═════ Data to use ═════

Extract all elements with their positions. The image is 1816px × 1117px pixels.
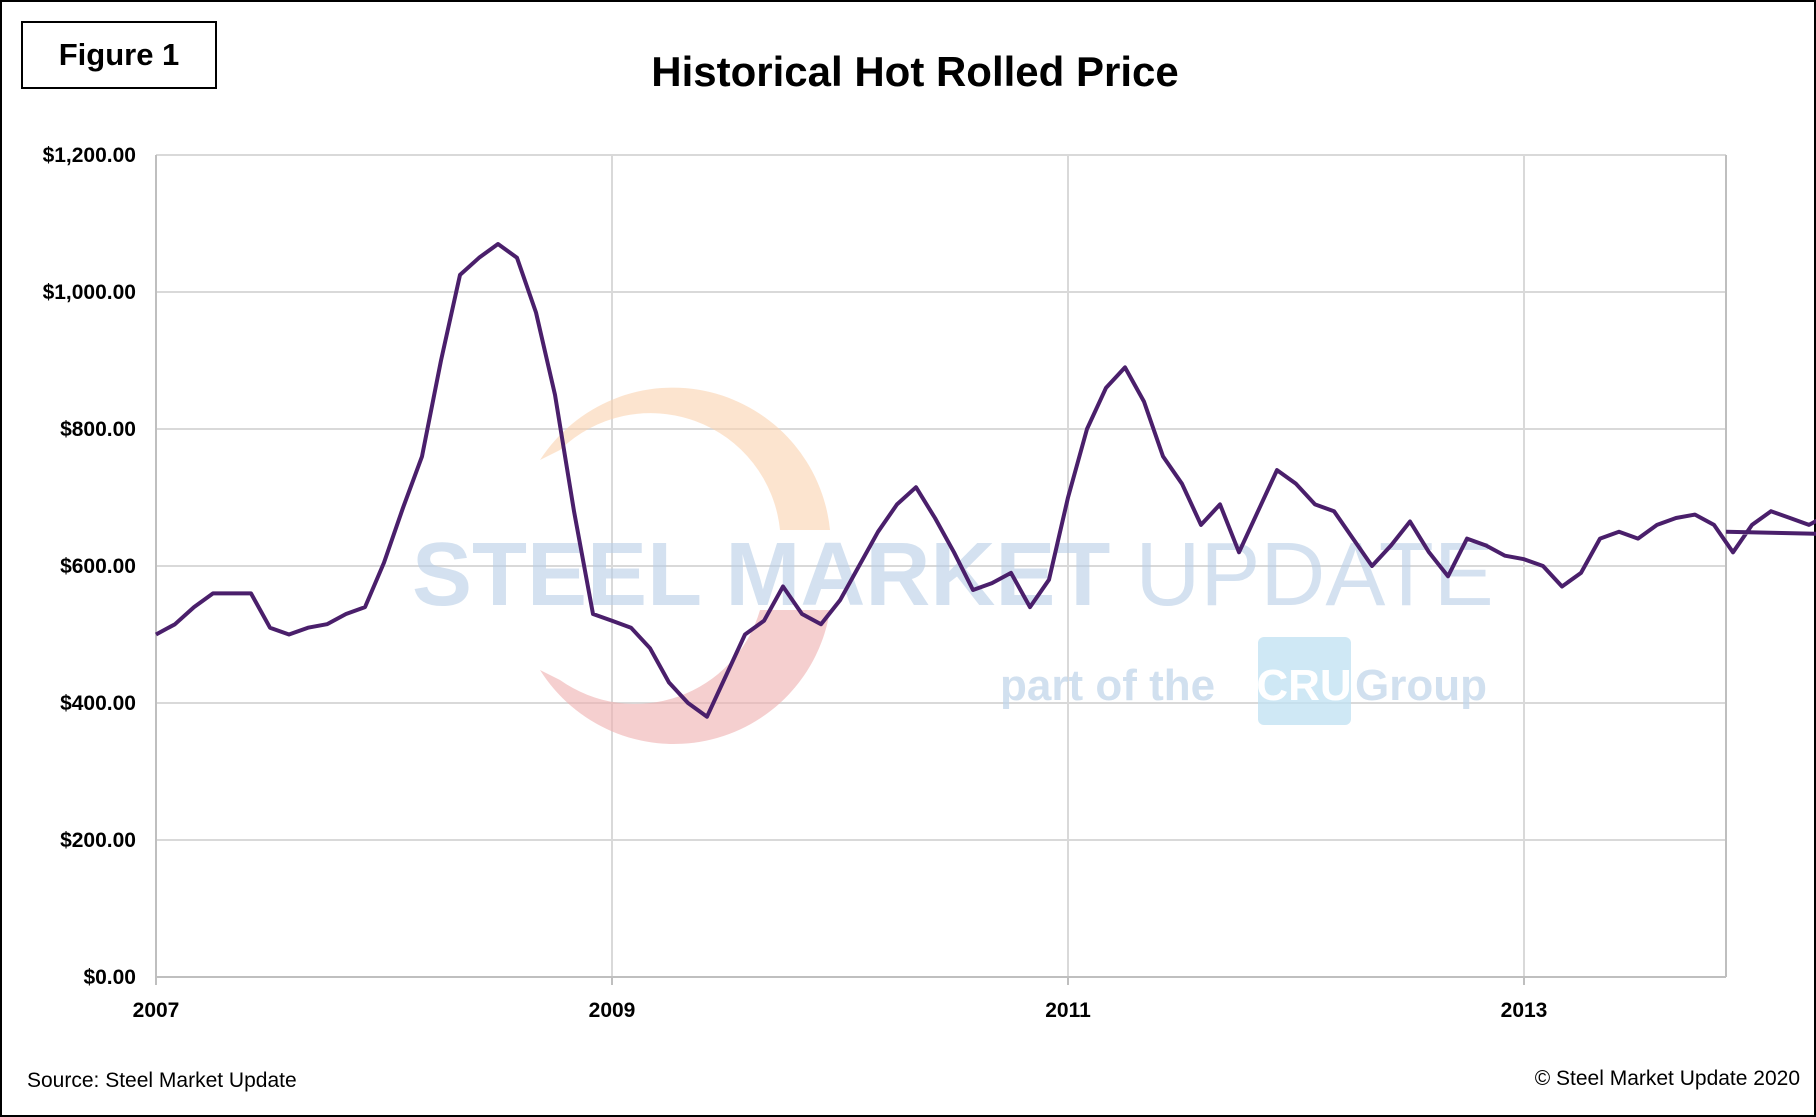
price-line: [155, 242, 1816, 719]
watermark-group: Group: [1355, 661, 1487, 710]
cru-logo-box: [1258, 637, 1351, 725]
source-note: Source: Steel Market Update: [27, 1069, 297, 1092]
x-tick-label: 2013: [1501, 999, 1548, 1022]
y-tick-label: $400.00: [60, 692, 136, 715]
y-tick-label: $1,000.00: [43, 281, 136, 304]
y-tick-label: $600.00: [60, 555, 136, 578]
x-tick-label: 2007: [133, 999, 180, 1022]
watermark-part-of: part of the: [1000, 661, 1215, 710]
figure-label: Figure 1: [21, 21, 217, 89]
y-tick-label: $0.00: [83, 966, 136, 989]
watermark-crescent-top: [540, 387, 830, 530]
watermark-text-light: UPDATE: [1110, 525, 1493, 625]
watermark-crescent-bottom: [540, 610, 830, 745]
x-tick-label: 2009: [589, 999, 636, 1022]
y-tick-label: $1,200.00: [43, 144, 136, 167]
x-tick-label: 2011: [1045, 999, 1091, 1022]
chart-title: Historical Hot Rolled Price: [651, 48, 1179, 95]
y-tick-label: $800.00: [60, 418, 136, 441]
cru-logo-text: CRU: [1256, 661, 1351, 710]
y-tick-label: $200.00: [60, 829, 136, 852]
copyright-note: © Steel Market Update 2020: [1534, 1067, 1800, 1090]
watermark-logo: STEEL MARKET UPDATE part of the CRU Grou…: [412, 387, 1494, 745]
watermark-text-bold: STEEL MARKET: [412, 525, 1110, 625]
svg-text:STEEL MARKET UPDATE: STEEL MARKET UPDATE: [412, 525, 1494, 625]
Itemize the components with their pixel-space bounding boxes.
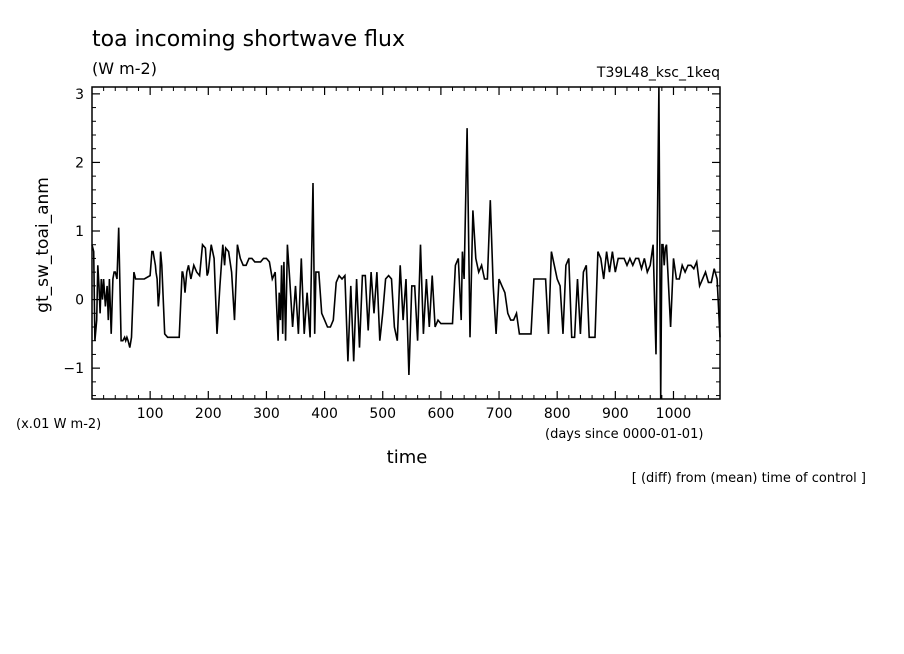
y-tick-label: 3	[75, 87, 84, 103]
run-label: T39L48_ksc_1keq	[596, 65, 720, 81]
x-axis-units: (days since 0000-01-01)	[545, 427, 703, 442]
series-line	[91, 86, 721, 400]
x-axis-label: time	[387, 447, 428, 468]
y-tick-label: 1	[75, 224, 84, 240]
plot-frame	[91, 86, 721, 400]
chart-units: (W m-2)	[92, 59, 157, 78]
x-tick-label: 1000	[656, 406, 692, 422]
control-note: [ (diff) from (mean) time of control ]	[632, 471, 866, 486]
y-axis-ticks: −1 0 1 2 3	[63, 87, 720, 377]
x-tick-label: 300	[253, 406, 280, 422]
x-tick-label: 500	[369, 406, 396, 422]
x-tick-label: 200	[195, 406, 222, 422]
x-tick-label: 100	[137, 406, 164, 422]
x-tick-label: 700	[486, 406, 513, 422]
x-tick-label: 400	[311, 406, 338, 422]
y-scale-label: (x.01 W m-2)	[16, 417, 101, 432]
minor-ticks	[92, 87, 720, 399]
y-tick-label: 2	[75, 155, 84, 171]
x-tick-label: 600	[428, 406, 455, 422]
y-axis-label: gt_sw_toai_anm	[33, 177, 53, 313]
x-tick-label: 800	[544, 406, 571, 422]
y-tick-label: −1	[63, 361, 84, 377]
chart-title: toa incoming shortwave flux	[92, 27, 405, 52]
y-tick-label: 0	[75, 293, 84, 309]
x-axis-ticks: 100 200 300 400 500 600 700 800 900 1000	[137, 87, 692, 422]
x-tick-label: 900	[602, 406, 629, 422]
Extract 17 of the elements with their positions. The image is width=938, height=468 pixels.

═════

Given exercise
Could you write out all the rows above again with each "x-tick-label" replaced by "x-axis-tick", leaving everything else unchanged and leaving out the pictures?

Final answer
Extract all elements with their positions. The image is 1816px × 1117px pixels.
price-line: [155, 242, 1816, 719]
watermark-group: Group: [1355, 661, 1487, 710]
cru-logo-box: [1258, 637, 1351, 725]
source-note: Source: Steel Market Update: [27, 1069, 297, 1092]
x-axis-tick: 2013: [1501, 999, 1548, 1022]
y-tick-label: $400.00: [60, 692, 136, 715]
y-tick-label: $1,000.00: [43, 281, 136, 304]
y-tick-label: $600.00: [60, 555, 136, 578]
x-axis-tick: 2007: [133, 999, 180, 1022]
watermark-part-of: part of the: [1000, 661, 1215, 710]
figure-label: Figure 1: [21, 21, 217, 89]
y-tick-label: $0.00: [83, 966, 136, 989]
watermark-crescent-top: [540, 387, 830, 530]
watermark-text-light: UPDATE: [1110, 525, 1493, 625]
watermark-crescent-bottom: [540, 610, 830, 745]
x-axis-tick: 2009: [589, 999, 636, 1022]
y-tick-label: $1,200.00: [43, 144, 136, 167]
x-axis-tick: 2011: [1045, 999, 1091, 1022]
chart-title: Historical Hot Rolled Price: [651, 48, 1179, 95]
y-tick-label: $800.00: [60, 418, 136, 441]
cru-logo-text: CRU: [1256, 661, 1351, 710]
y-tick-label: $200.00: [60, 829, 136, 852]
copyright-note: © Steel Market Update 2020: [1534, 1067, 1800, 1090]
watermark-logo: STEEL MARKET UPDATE part of the CRU Grou…: [412, 387, 1494, 745]
watermark-text-bold: STEEL MARKET: [412, 525, 1110, 625]
svg-text:STEEL MARKET UPDATE: STEEL MARKET UPDATE: [412, 525, 1494, 625]
Itemize the components with their pixel-space bounding boxes.
y-tick-label: 3	[75, 87, 84, 103]
run-label: T39L48_ksc_1keq	[596, 65, 720, 81]
x-axis-units: (days since 0000-01-01)	[545, 427, 703, 442]
series-line	[91, 86, 721, 400]
x-axis-label: time	[387, 447, 428, 468]
y-tick-label: 1	[75, 224, 84, 240]
plot-frame	[91, 86, 721, 400]
chart-units: (W m-2)	[92, 59, 157, 78]
x-axis-tick: 1000	[656, 406, 692, 422]
control-note: [ (diff) from (mean) time of control ]	[632, 471, 866, 486]
y-axis-ticks: −1 0 1 2 3	[63, 87, 720, 377]
x-axis-tick: 300	[253, 406, 280, 422]
x-axis-tick: 500	[369, 406, 396, 422]
x-axis-tick: 200	[195, 406, 222, 422]
x-axis-tick: 100	[137, 406, 164, 422]
x-axis-tick: 700	[486, 406, 513, 422]
x-axis-tick: 400	[311, 406, 338, 422]
y-scale-label: (x.01 W m-2)	[16, 417, 101, 432]
minor-ticks	[92, 87, 720, 399]
y-tick-label: 2	[75, 155, 84, 171]
x-axis-tick: 600	[428, 406, 455, 422]
y-axis-label: gt_sw_toai_anm	[33, 177, 53, 313]
x-axis-tick: 800	[544, 406, 571, 422]
y-tick-label: −1	[63, 361, 84, 377]
chart-title: toa incoming shortwave flux	[92, 27, 405, 52]
y-tick-label: 0	[75, 293, 84, 309]
x-axis-ticks: 100 200 300 400 500 600 700 800 900 1000	[137, 87, 692, 422]
x-axis-tick: 900	[602, 406, 629, 422]
Extract 17 of the elements with their positions. The image is width=938, height=468 pixels.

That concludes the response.